_Written instruction:_ Quote, exactly, the line holding "Decode this image" and all lines after it to the end of the records below. Exclude pictures.

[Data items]

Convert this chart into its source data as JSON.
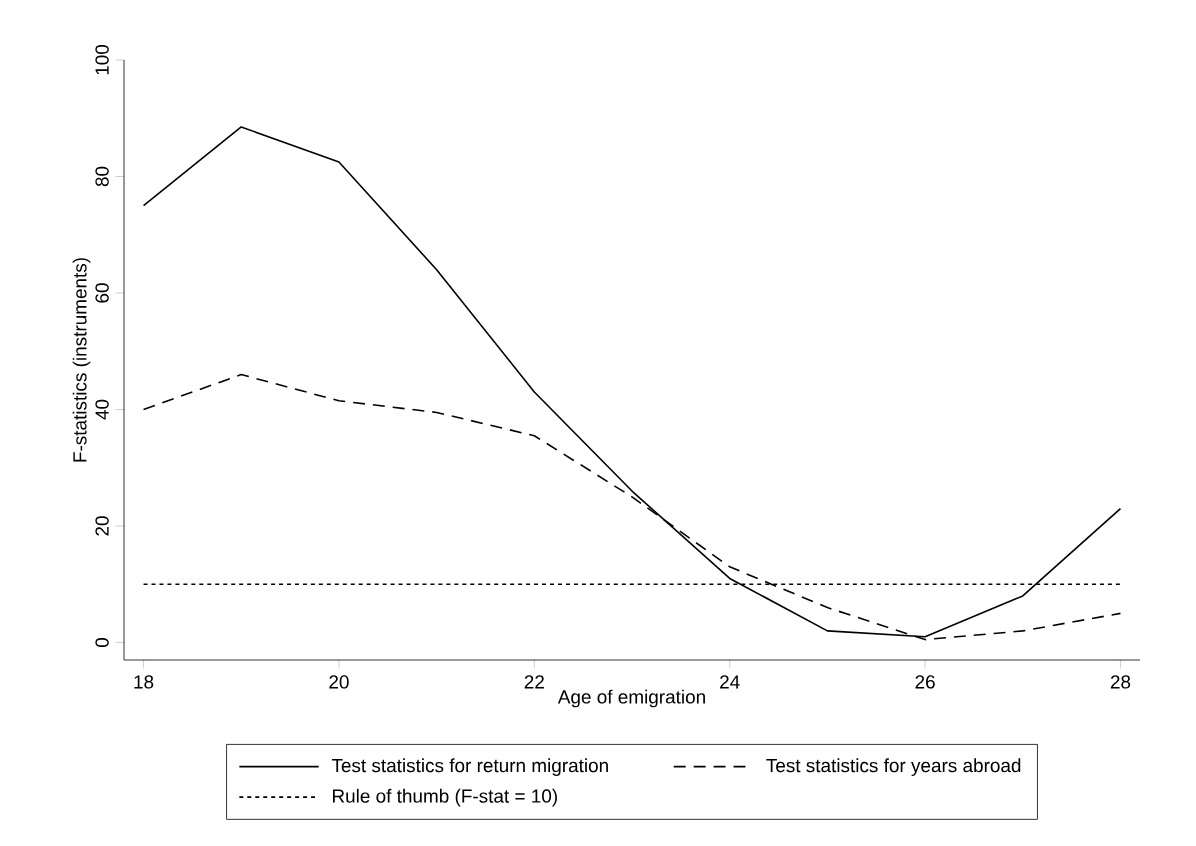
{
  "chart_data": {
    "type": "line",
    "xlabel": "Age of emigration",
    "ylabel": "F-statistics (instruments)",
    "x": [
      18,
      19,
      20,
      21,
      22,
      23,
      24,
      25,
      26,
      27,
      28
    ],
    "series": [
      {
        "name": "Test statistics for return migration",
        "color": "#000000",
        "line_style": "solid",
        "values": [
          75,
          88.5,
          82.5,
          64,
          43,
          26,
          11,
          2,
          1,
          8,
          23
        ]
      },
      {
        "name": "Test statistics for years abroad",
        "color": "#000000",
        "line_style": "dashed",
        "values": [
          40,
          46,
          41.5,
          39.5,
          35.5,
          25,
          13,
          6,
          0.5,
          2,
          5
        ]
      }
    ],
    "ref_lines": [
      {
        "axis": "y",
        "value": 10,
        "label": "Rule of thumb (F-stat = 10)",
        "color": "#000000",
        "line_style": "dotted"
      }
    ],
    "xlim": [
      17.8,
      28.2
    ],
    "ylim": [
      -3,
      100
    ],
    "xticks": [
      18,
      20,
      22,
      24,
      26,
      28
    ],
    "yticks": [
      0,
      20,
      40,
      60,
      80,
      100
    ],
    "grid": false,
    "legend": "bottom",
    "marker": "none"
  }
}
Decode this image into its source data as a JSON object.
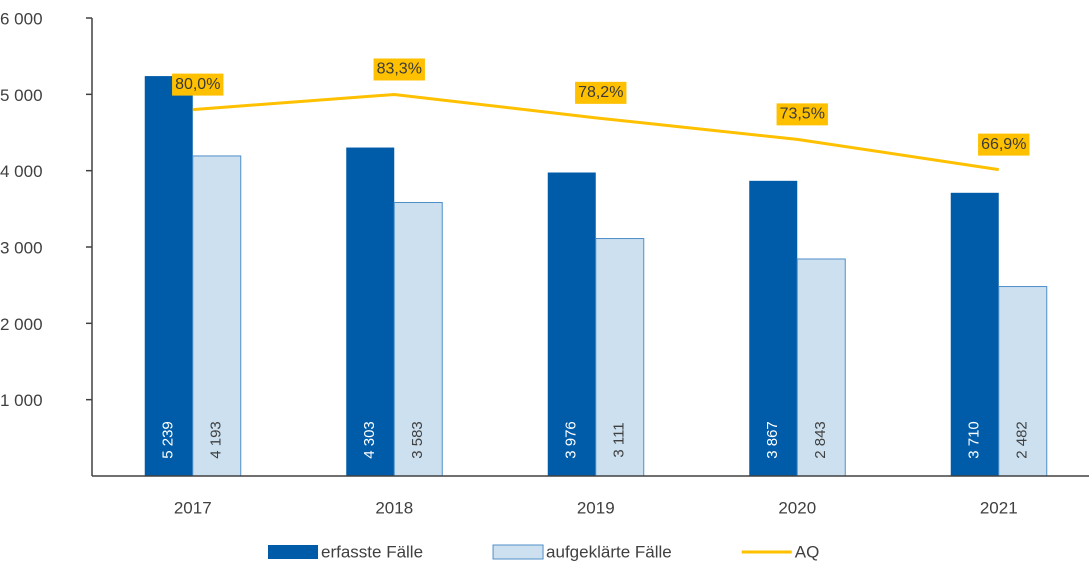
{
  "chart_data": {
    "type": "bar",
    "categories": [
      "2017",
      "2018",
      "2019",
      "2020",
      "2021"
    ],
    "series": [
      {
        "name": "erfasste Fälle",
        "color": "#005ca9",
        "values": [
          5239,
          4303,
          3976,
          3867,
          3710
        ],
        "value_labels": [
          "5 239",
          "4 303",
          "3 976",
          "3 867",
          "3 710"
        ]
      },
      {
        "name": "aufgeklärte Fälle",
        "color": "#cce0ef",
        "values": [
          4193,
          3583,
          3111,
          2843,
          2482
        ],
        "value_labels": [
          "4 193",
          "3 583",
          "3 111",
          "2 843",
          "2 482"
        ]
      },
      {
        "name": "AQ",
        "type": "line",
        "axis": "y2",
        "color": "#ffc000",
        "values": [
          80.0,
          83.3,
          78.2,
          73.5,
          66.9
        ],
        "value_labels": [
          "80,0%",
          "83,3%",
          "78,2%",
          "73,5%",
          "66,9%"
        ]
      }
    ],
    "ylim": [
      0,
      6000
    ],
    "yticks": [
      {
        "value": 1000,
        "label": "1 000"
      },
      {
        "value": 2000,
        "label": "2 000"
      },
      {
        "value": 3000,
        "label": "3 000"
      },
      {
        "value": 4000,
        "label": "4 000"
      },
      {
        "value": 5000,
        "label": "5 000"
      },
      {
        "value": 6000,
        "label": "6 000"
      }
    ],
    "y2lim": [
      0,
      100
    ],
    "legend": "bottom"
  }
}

_Exercise response:_
Decode this image into its source data as a JSON object.
{
  "chart_data": {
    "type": "bar",
    "categories": [
      "2017",
      "2018",
      "2019",
      "2020",
      "2021"
    ],
    "series": [
      {
        "name": "erfasste Fälle",
        "color": "#005ca9",
        "values": [
          5239,
          4303,
          3976,
          3867,
          3710
        ],
        "value_labels": [
          "5 239",
          "4 303",
          "3 976",
          "3 867",
          "3 710"
        ]
      },
      {
        "name": "aufgeklärte Fälle",
        "color": "#cce0ef",
        "values": [
          4193,
          3583,
          3111,
          2843,
          2482
        ],
        "value_labels": [
          "4 193",
          "3 583",
          "3 111",
          "2 843",
          "2 482"
        ]
      },
      {
        "name": "AQ",
        "type": "line",
        "axis": "y2",
        "color": "#ffc000",
        "values": [
          80.0,
          83.3,
          78.2,
          73.5,
          66.9
        ],
        "value_labels": [
          "80,0%",
          "83,3%",
          "78,2%",
          "73,5%",
          "66,9%"
        ]
      }
    ],
    "ylim": [
      0,
      6000
    ],
    "yticks": [
      {
        "value": 1000,
        "label": "1 000"
      },
      {
        "value": 2000,
        "label": "2 000"
      },
      {
        "value": 3000,
        "label": "3 000"
      },
      {
        "value": 4000,
        "label": "4 000"
      },
      {
        "value": 5000,
        "label": "5 000"
      },
      {
        "value": 6000,
        "label": "6 000"
      }
    ],
    "y2lim": [
      0,
      100
    ],
    "legend": "bottom"
  }
}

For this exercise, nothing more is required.